[GOAL]
Switch "Description with numbered items" to "Numbered description" everywhere it appears in the material below, and reproduce every line otherwise unchanged.

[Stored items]
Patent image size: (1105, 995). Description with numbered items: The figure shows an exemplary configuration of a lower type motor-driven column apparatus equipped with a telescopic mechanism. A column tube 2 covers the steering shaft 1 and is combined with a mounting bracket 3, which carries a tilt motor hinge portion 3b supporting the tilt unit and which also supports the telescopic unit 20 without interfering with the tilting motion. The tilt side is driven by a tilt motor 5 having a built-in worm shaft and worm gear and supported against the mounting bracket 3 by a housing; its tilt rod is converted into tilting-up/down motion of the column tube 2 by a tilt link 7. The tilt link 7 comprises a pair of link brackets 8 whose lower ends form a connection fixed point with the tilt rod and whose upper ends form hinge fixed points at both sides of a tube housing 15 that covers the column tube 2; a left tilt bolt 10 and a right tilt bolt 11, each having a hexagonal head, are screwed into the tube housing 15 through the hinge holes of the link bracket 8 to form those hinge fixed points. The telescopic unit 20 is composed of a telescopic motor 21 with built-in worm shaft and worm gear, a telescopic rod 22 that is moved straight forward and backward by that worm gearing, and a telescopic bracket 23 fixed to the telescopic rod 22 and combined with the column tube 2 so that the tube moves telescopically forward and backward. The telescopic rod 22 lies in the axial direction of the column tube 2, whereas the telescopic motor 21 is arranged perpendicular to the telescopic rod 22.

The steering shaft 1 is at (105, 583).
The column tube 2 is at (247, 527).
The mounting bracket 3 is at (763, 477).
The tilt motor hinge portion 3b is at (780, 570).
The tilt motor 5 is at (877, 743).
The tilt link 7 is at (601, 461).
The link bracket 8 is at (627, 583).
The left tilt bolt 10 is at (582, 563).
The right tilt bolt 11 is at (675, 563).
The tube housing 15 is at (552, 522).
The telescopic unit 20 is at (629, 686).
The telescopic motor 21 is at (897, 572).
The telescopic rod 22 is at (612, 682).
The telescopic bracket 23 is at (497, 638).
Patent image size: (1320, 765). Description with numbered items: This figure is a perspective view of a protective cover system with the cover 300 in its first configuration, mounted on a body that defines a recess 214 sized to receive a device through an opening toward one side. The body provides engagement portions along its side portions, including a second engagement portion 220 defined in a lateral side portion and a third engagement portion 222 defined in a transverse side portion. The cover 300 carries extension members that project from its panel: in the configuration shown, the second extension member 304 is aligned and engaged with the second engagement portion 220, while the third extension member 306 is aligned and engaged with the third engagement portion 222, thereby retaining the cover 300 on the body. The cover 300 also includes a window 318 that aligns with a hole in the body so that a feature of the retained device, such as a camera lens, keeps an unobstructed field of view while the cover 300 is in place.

[TASK ANSWER]
Patent image size: (1105, 995). Numbered description: The figure shows an exemplary configuration of a lower type motor-driven column apparatus equipped with a telescopic mechanism. A column tube 2 covers the steering shaft 1 and is combined with a mounting bracket 3, which carries a tilt motor hinge portion 3b supporting the tilt unit and which also supports the telescopic unit 20 without interfering with the tilting motion. The tilt side is driven by a tilt motor 5 having a built-in worm shaft and worm gear and supported against the mounting bracket 3 by a housing; its tilt rod is converted into tilting-up/down motion of the column tube 2 by a tilt link 7. The tilt link 7 comprises a pair of link brackets 8 whose lower ends form a connection fixed point with the tilt rod and whose upper ends form hinge fixed points at both sides of a tube housing 15 that covers the column tube 2; a left tilt bolt 10 and a right tilt bolt 11, each having a hexagonal head, are screwed into the tube housing 15 through the hinge holes of the link bracket 8 to form those hinge fixed points. The telescopic unit 20 is composed of a telescopic motor 21 with built-in worm shaft and worm gear, a telescopic rod 22 that is moved straight forward and backward by that worm gearing, and a telescopic bracket 23 fixed to the telescopic rod 22 and combined with the column tube 2 so that the tube moves telescopically forward and backward. The telescopic rod 22 lies in the axial direction of the column tube 2, whereas the telescopic motor 21 is arranged perpendicular to the telescopic rod 22.

The steering shaft 1 is at (105, 583).
The column tube 2 is at (247, 527).
The mounting bracket 3 is at (763, 477).
The tilt motor hinge portion 3b is at (780, 570).
The tilt motor 5 is at (877, 743).
The tilt link 7 is at (601, 461).
The link bracket 8 is at (627, 583).
The left tilt bolt 10 is at (582, 563).
The right tilt bolt 11 is at (675, 563).
The tube housing 15 is at (552, 522).
The telescopic unit 20 is at (629, 686).
The telescopic motor 21 is at (897, 572).
The telescopic rod 22 is at (612, 682).
The telescopic bracket 23 is at (497, 638).
Patent image size: (1320, 765). Numbered description: This figure is a perspective view of a protective cover system with the cover 300 in its first configuration, mounted on a body that defines a recess 214 sized to receive a device through an opening toward one side. The body provides engagement portions along its side portions, including a second engagement portion 220 defined in a lateral side portion and a third engagement portion 222 defined in a transverse side portion. The cover 300 carries extension members that project from its panel: in the configuration shown, the second extension member 304 is aligned and engaged with the second engagement portion 220, while the third extension member 306 is aligned and engaged with the third engagement portion 222, thereby retaining the cover 300 on the body. The cover 300 also includes a window 318 that aligns with a hole in the body so that a feature of the retained device, such as a camera lens, keeps an unobstructed field of view while the cover 300 is in place.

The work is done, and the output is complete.